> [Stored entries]
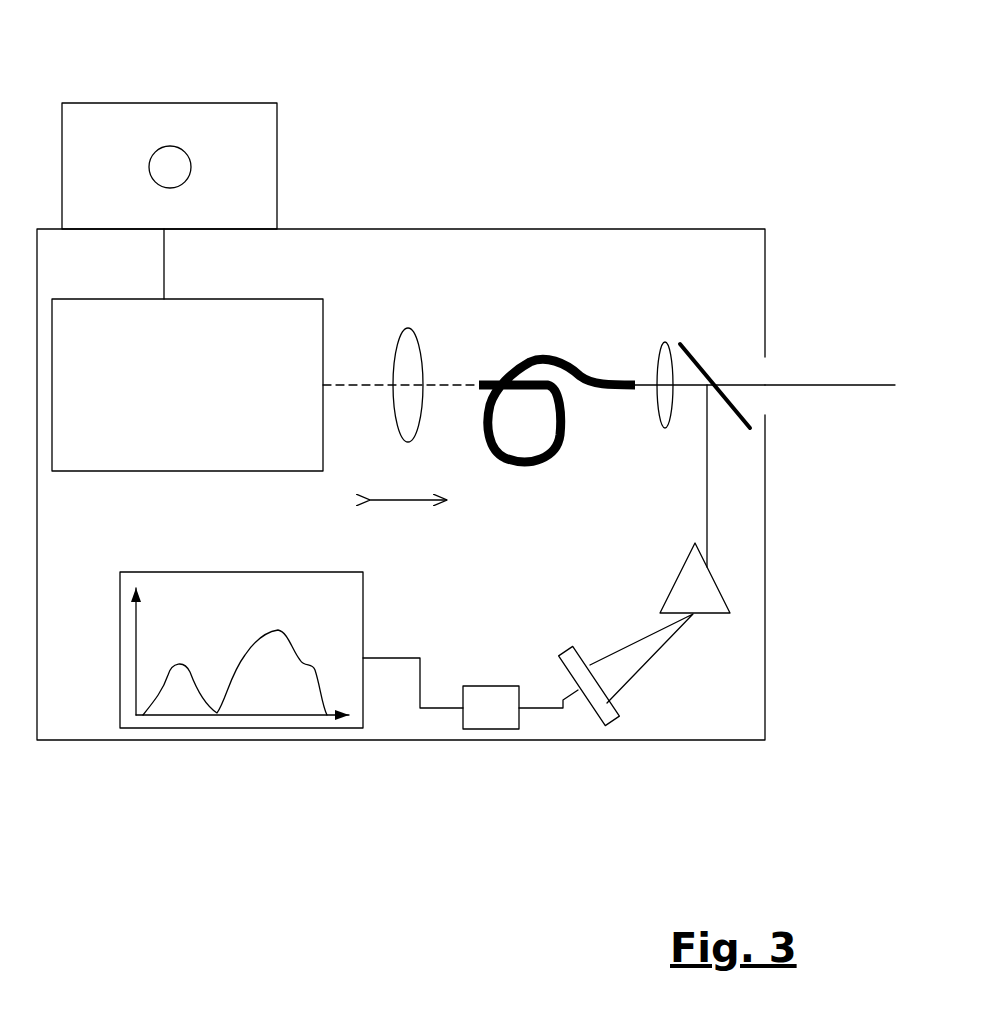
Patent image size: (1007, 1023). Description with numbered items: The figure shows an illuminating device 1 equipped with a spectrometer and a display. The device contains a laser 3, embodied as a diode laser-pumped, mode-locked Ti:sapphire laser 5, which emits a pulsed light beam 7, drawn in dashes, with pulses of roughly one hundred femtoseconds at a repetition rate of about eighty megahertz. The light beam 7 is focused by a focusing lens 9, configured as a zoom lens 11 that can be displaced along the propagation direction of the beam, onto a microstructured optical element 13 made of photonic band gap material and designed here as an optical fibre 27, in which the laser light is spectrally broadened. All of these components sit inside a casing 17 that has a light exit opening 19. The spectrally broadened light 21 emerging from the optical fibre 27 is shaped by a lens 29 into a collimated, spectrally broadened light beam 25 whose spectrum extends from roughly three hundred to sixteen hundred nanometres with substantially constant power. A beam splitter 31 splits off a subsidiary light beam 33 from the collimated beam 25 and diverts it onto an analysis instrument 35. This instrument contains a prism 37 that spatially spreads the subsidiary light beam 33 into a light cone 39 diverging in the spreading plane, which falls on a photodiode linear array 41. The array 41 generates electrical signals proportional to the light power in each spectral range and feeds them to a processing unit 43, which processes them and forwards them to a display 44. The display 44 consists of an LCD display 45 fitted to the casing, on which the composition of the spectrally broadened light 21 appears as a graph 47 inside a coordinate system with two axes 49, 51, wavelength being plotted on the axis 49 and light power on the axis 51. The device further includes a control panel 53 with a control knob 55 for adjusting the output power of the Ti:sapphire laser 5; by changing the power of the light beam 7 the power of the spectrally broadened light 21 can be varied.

The illuminating device 1 is at (463, 158).
The laser 3 is at (187, 354).
The Ti:sapphire laser 5 is at (193, 315).
The pulsed light beam 7 is at (335, 383).
The focusing lens 9 is at (436, 379).
The zoom lens 11 is at (408, 413).
The microstructured optical element 13 is at (557, 427).
The casing 17 is at (236, 658).
The light exit opening 19 is at (766, 373).
The spectrally broadened light 21 is at (634, 368).
The collimated, spectrally broadened light beam 25 is at (820, 386).
The optical fibre 27 is at (572, 364).
The lens 29 is at (665, 404).
The beam splitter 31 is at (697, 355).
The subsidiary light beam 33 is at (707, 490).
The analysis instrument 35 is at (604, 636).
The prism 37 is at (688, 573).
The light cone 39 is at (621, 670).
The photodiode linear array 41 is at (605, 715).
The processing unit 43 is at (505, 700).
The display 44 is at (236, 645).
The LCD display 45 is at (246, 660).
The graph 47 is at (250, 643).
The axis 49 is at (305, 715).
The axis 51 is at (136, 629).
The control panel 53 is at (176, 152).
The control knob 55 is at (162, 163).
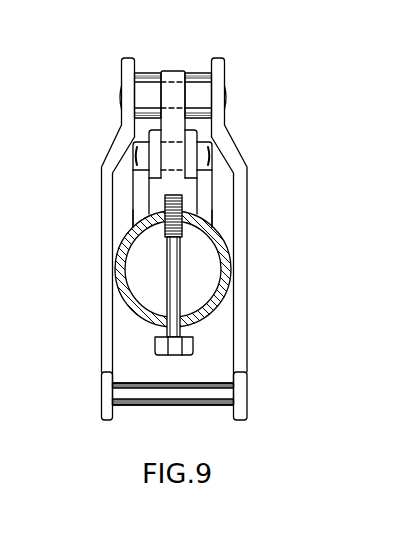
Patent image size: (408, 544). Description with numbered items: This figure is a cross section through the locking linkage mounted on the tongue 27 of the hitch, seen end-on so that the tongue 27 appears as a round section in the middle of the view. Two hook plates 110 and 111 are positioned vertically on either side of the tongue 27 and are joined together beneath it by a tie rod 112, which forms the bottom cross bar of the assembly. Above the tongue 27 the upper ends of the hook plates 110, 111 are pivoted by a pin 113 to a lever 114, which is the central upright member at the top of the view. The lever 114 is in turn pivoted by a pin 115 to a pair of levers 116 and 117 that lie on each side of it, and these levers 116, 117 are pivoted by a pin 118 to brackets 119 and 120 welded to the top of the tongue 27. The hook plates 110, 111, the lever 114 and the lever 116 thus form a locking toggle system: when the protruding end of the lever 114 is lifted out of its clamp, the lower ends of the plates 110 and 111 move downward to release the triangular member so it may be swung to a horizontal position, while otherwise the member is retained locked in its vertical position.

The tongue 27 is at (217, 310).
The hook plate 110 is at (242, 353).
The hook plate 111 is at (112, 353).
The tie rod 112 is at (172, 398).
The pin 113 is at (120, 94).
The lever 114 is at (173, 70).
The pin 115 is at (199, 158).
The lever 116 is at (199, 135).
The lever 117 is at (148, 138).
The pin 118 is at (133, 170).
The bracket 119 is at (149, 202).
The bracket 120 is at (197, 202).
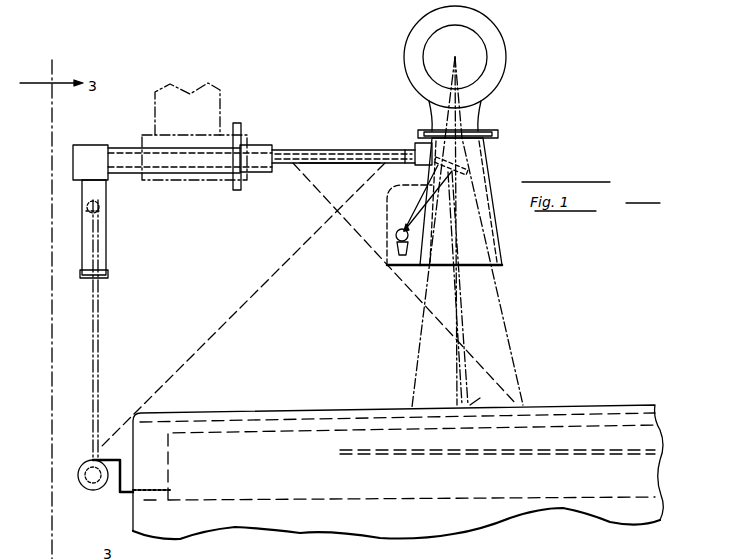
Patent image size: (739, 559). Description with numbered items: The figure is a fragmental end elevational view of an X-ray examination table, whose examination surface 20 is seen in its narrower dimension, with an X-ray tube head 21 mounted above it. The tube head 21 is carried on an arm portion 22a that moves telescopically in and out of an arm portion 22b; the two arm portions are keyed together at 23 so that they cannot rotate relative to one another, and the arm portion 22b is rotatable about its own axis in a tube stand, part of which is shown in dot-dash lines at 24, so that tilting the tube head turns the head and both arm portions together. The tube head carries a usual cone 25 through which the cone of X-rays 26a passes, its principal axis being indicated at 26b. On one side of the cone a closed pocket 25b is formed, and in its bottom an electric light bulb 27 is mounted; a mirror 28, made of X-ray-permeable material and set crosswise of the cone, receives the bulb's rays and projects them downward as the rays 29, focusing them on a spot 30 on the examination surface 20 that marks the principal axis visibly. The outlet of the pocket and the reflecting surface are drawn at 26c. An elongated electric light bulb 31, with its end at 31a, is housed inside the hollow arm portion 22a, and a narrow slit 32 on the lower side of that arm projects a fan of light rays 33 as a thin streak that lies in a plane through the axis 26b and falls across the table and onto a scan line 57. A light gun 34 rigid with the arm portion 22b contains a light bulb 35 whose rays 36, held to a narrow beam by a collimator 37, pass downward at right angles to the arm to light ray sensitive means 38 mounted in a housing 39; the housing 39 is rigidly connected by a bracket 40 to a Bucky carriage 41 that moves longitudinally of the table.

> [Problem statement] Edit the data from the line with "Patent image size: (408, 544)." to the line with "The bracket 120 is at (197, 202)." by replacing "locking linkage" with "locking mechanism", and give those lines again with nothing else changed.

> [Written solution]
Patent image size: (408, 544). Description with numbered items: This figure is a cross section through the locking mechanism mounted on the tongue 27 of the hitch, seen end-on so that the tongue 27 appears as a round section in the middle of the view. Two hook plates 110 and 111 are positioned vertically on either side of the tongue 27 and are joined together beneath it by a tie rod 112, which forms the bottom cross bar of the assembly. Above the tongue 27 the upper ends of the hook plates 110, 111 are pivoted by a pin 113 to a lever 114, which is the central upright member at the top of the view. The lever 114 is in turn pivoted by a pin 115 to a pair of levers 116 and 117 that lie on each side of it, and these levers 116, 117 are pivoted by a pin 118 to brackets 119 and 120 welded to the top of the tongue 27. The hook plates 110, 111, the lever 114 and the lever 116 thus form a locking toggle system: when the protruding end of the lever 114 is lifted out of its clamp, the lower ends of the plates 110 and 111 move downward to release the triangular member so it may be swung to a horizontal position, while otherwise the member is retained locked in its vertical position.

The tongue 27 is at (217, 310).
The hook plate 110 is at (242, 353).
The hook plate 111 is at (112, 353).
The tie rod 112 is at (172, 398).
The pin 113 is at (120, 94).
The lever 114 is at (173, 70).
The pin 115 is at (199, 158).
The lever 116 is at (199, 135).
The lever 117 is at (148, 138).
The pin 118 is at (133, 170).
The bracket 119 is at (149, 202).
The bracket 120 is at (197, 202).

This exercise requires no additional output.